Stored records

+ + +

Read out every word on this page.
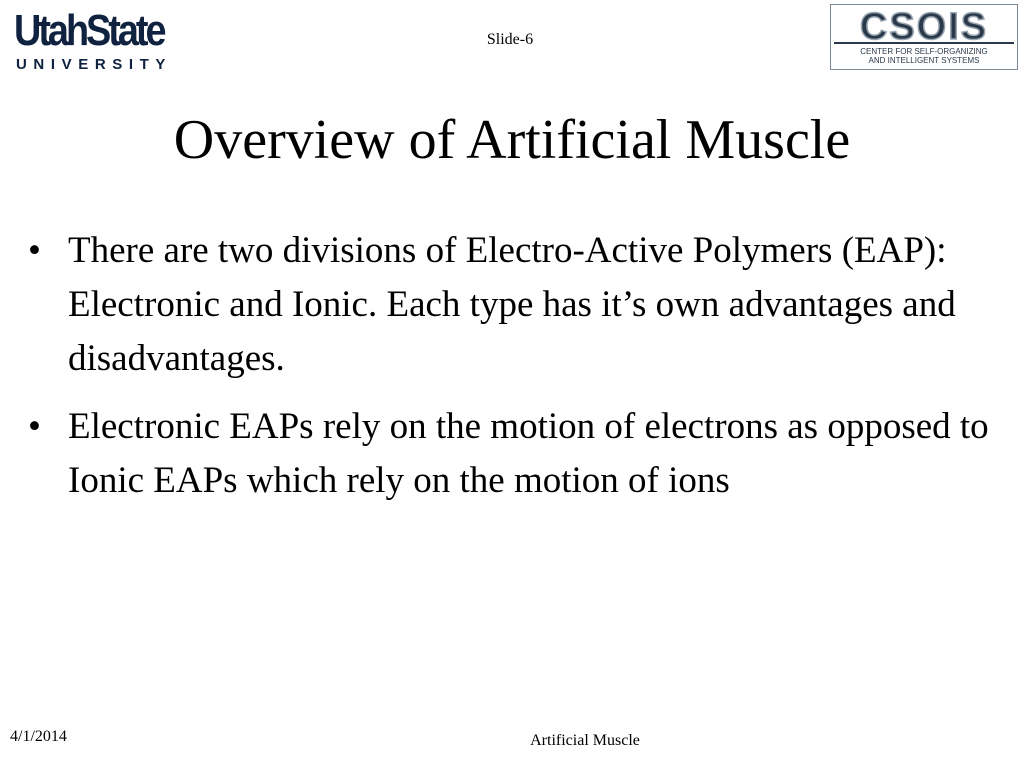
UtahState
UNIVERSITY
Slide-6	CSOIS
CENTER FOR SELF-ORGANIZING
AND INTELLIGENT SYSTEMS
Overview of Artificial Muscle
• There are two divisions of Electro-Active Polymers (EAP): Electronic and Ionic. Each type has it’s own advantages and disadvantages.
• Electronic EAPs rely on the motion of electrons as opposed to Ionic EAPs which rely on the motion of ions
4/1/2014	Artificial Muscle
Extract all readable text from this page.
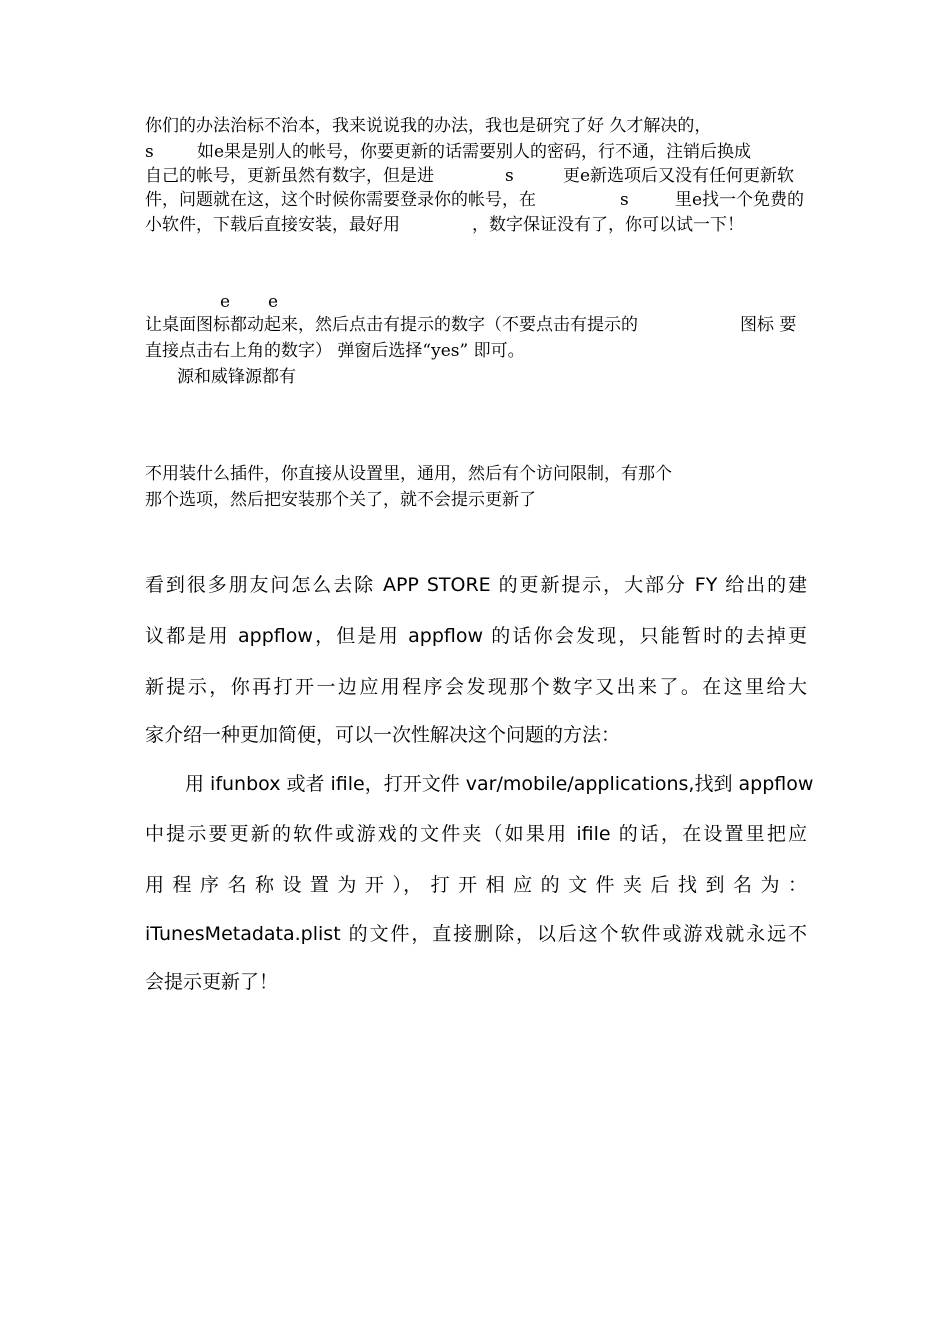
你们的办法治标不治本，我来说说我的办法，我也是研究了好 久才解决的，
s	如e果是别人的帐号，你要更新的话需要别人的密码，行不通，注销后换成
自己的帐号，更新虽然有数字，但是进	s	更e新选项后又没有任何更新软
件，问题就在这，这个时候你需要登录你的帐号，在	s	里e找一个免费的
小软件，下载后直接安装，最好用	，数字保证没有了，你可以试一下！
e e
让桌面图标都动起来，然后点击有提示的数字（不要点击有提示的	图标 要
直接点击右上角的数字） 弹窗后选择“yes” 即可。
源和威锋源都有
不用装什么插件，你直接从设置里，通用，然后有个访问限制，有那个
那个选项，然后把安装那个关了，就不会提示更新了
看到很多朋友问怎么去除 APP STORE 的更新提示，大部分 FY 给出的建
议都是用 appflow，但是用 appflow 的话你会发现，只能暂时的去掉更
新提示，你再打开一边应用程序会发现那个数字又出来了。在这里给大
家介绍一种更加简便，可以一次性解决这个问题的方法：
用 ifunbox 或者 ifile，打开文件 var/mobile/applications,找到 appflow
中提示要更新的软件或游戏的文件夹（如果用 ifile 的话，在设置里把应
用 程 序 名 称 设 置 为 开 ）， 打 开 相 应 的 文 件 夹 后 找 到 名 为 ：
iTunesMetadata.plist 的文件，直接删除，以后这个软件或游戏就永远不
会提示更新了！
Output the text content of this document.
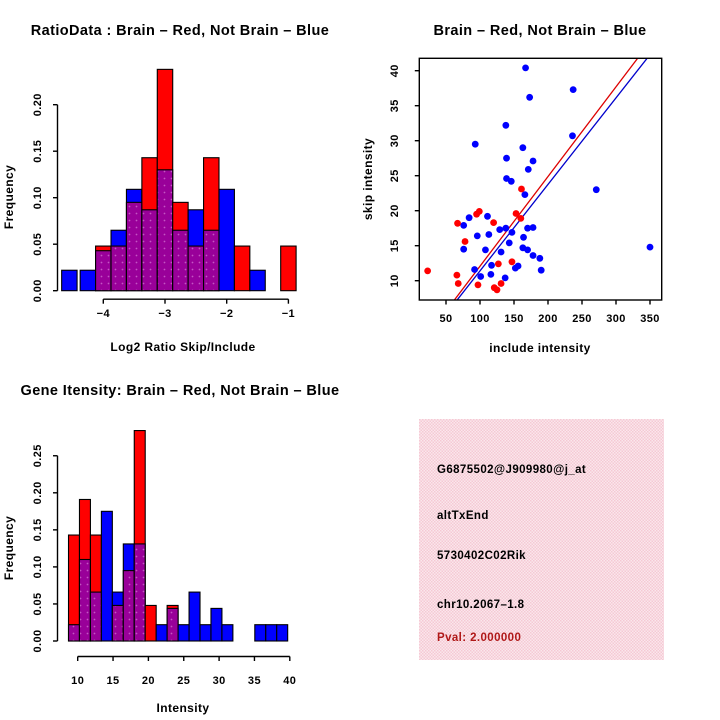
RatioData : Brain – Red, Not Brain – Blue
Log2 Ratio Skip/Include
Frequency
0.00
0.05
0.10
0.15
0.20
−4	−3	−2	−1
Brain – Red, Not Brain – Blue
include intensity
skip intensity
50 100 150 200 250 300 350
10
15
20
25
30
35
40
Gene Itensity: Brain – Red, Not Brain – Blue
Intensity
Frequency
0.00
0.05
0.10
0.15
0.20
0.25
10 15 20 25 30 35 40
G6875502@J909980@j_at
altTxEnd
5730402C02Rik
chr10.2067–1.8
Pval: 2.000000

+ + +

§ EXERCISE DIRECTIONS
Omit every image. Quote each record exactly.

§ THE REPLY
Read out every word on this page.
UtahState
UNIVERSITY
Slide-6	CSOIS
CENTER FOR SELF-ORGANIZING
AND INTELLIGENT SYSTEMS
Overview of Artificial Muscle
• There are two divisions of Electro-Active Polymers (EAP): Electronic and Ionic. Each type has it’s own advantages and disadvantages.
• Electronic EAPs rely on the motion of electrons as opposed to Ionic EAPs which rely on the motion of ions
4/1/2014	Artificial Muscle
Extract all readable text from this page.
你们的办法治标不治本，我来说说我的办法，我也是研究了好 久才解决的，
s	如e果是别人的帐号，你要更新的话需要别人的密码，行不通，注销后换成
自己的帐号，更新虽然有数字，但是进	s	更e新选项后又没有任何更新软
件，问题就在这，这个时候你需要登录你的帐号，在	s	里e找一个免费的
小软件，下载后直接安装，最好用	，数字保证没有了，你可以试一下！
e e
让桌面图标都动起来，然后点击有提示的数字（不要点击有提示的	图标 要
直接点击右上角的数字） 弹窗后选择“yes” 即可。
源和威锋源都有
不用装什么插件，你直接从设置里，通用，然后有个访问限制，有那个
那个选项，然后把安装那个关了，就不会提示更新了
看到很多朋友问怎么去除 APP STORE 的更新提示，大部分 FY 给出的建
议都是用 appflow，但是用 appflow 的话你会发现，只能暂时的去掉更
新提示，你再打开一边应用程序会发现那个数字又出来了。在这里给大
家介绍一种更加简便，可以一次性解决这个问题的方法：
用 ifunbox 或者 ifile，打开文件 var/mobile/applications,找到 appflow
中提示要更新的软件或游戏的文件夹（如果用 ifile 的话，在设置里把应
用 程 序 名 称 设 置 为 开 ）， 打 开 相 应 的 文 件 夹 后 找 到 名 为 ：
iTunesMetadata.plist 的文件，直接删除，以后这个软件或游戏就永远不
会提示更新了！
Output the text content of this document.
RatioData : Brain – Red, Not Brain – Blue
Log2 Ratio Skip/Include
Frequency
0.00
0.05
0.10
0.15
0.20
−4	−3	−2	−1
Brain – Red, Not Brain – Blue
include intensity
skip intensity
50 100 150 200 250 300 350
10
15
20
25
30
35
40
Gene Itensity: Brain – Red, Not Brain – Blue
Intensity
Frequency
0.00
0.05
0.10
0.15
0.20
0.25
10 15 20 25 30 35 40
G6875502@J909980@j_at
altTxEnd
5730402C02Rik
chr10.2067–1.8
Pval: 2.000000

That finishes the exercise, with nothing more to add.